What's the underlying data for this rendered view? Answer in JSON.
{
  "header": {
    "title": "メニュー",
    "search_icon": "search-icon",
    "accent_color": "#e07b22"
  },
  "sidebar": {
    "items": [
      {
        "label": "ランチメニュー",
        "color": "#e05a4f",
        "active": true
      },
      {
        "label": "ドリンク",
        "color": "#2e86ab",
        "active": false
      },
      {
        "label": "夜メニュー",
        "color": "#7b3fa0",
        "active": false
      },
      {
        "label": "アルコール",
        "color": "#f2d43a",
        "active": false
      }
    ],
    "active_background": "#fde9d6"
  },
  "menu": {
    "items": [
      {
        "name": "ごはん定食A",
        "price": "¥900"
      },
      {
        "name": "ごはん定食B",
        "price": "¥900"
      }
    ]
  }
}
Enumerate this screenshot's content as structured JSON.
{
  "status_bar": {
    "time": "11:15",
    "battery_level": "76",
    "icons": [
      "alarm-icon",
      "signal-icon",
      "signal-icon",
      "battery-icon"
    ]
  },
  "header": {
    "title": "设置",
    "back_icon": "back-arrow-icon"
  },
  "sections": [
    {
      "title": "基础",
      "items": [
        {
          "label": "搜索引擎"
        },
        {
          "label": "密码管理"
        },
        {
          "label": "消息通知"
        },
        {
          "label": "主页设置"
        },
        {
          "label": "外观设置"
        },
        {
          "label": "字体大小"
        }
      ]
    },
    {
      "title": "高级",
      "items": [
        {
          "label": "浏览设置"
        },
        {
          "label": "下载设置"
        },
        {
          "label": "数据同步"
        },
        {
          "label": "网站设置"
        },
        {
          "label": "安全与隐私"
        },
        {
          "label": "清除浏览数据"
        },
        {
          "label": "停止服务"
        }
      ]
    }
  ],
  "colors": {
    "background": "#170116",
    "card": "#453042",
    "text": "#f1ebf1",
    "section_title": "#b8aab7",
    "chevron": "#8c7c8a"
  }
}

──────

● **What to do**
Nothing in the listing may be changed; retype it all exactly.

● **Written answer**
What's the underlying data for this rendered view? Answer in JSON.
{
  "header": {
    "title": "メニュー",
    "search_icon": "search-icon",
    "accent_color": "#e07b22"
  },
  "sidebar": {
    "items": [
      {
        "label": "ランチメニュー",
        "color": "#e05a4f",
        "active": true
      },
      {
        "label": "ドリンク",
        "color": "#2e86ab",
        "active": false
      },
      {
        "label": "夜メニュー",
        "color": "#7b3fa0",
        "active": false
      },
      {
        "label": "アルコール",
        "color": "#f2d43a",
        "active": false
      }
    ],
    "active_background": "#fde9d6"
  },
  "menu": {
    "items": [
      {
        "name": "ごはん定食A",
        "price": "¥900"
      },
      {
        "name": "ごはん定食B",
        "price": "¥900"
      }
    ]
  }
}
Enumerate this screenshot's content as structured JSON.
{
  "status_bar": {
    "time": "11:15",
    "battery_level": "76",
    "icons": [
      "alarm-icon",
      "signal-icon",
      "signal-icon",
      "battery-icon"
    ]
  },
  "header": {
    "title": "设置",
    "back_icon": "back-arrow-icon"
  },
  "sections": [
    {
      "title": "基础",
      "items": [
        {
          "label": "搜索引擎"
        },
        {
          "label": "密码管理"
        },
        {
          "label": "消息通知"
        },
        {
          "label": "主页设置"
        },
        {
          "label": "外观设置"
        },
        {
          "label": "字体大小"
        }
      ]
    },
    {
      "title": "高级",
      "items": [
        {
          "label": "浏览设置"
        },
        {
          "label": "下载设置"
        },
        {
          "label": "数据同步"
        },
        {
          "label": "网站设置"
        },
        {
          "label": "安全与隐私"
        },
        {
          "label": "清除浏览数据"
        },
        {
          "label": "停止服务"
        }
      ]
    }
  ],
  "colors": {
    "background": "#170116",
    "card": "#453042",
    "text": "#f1ebf1",
    "section_title": "#b8aab7",
    "chevron": "#8c7c8a"
  }
}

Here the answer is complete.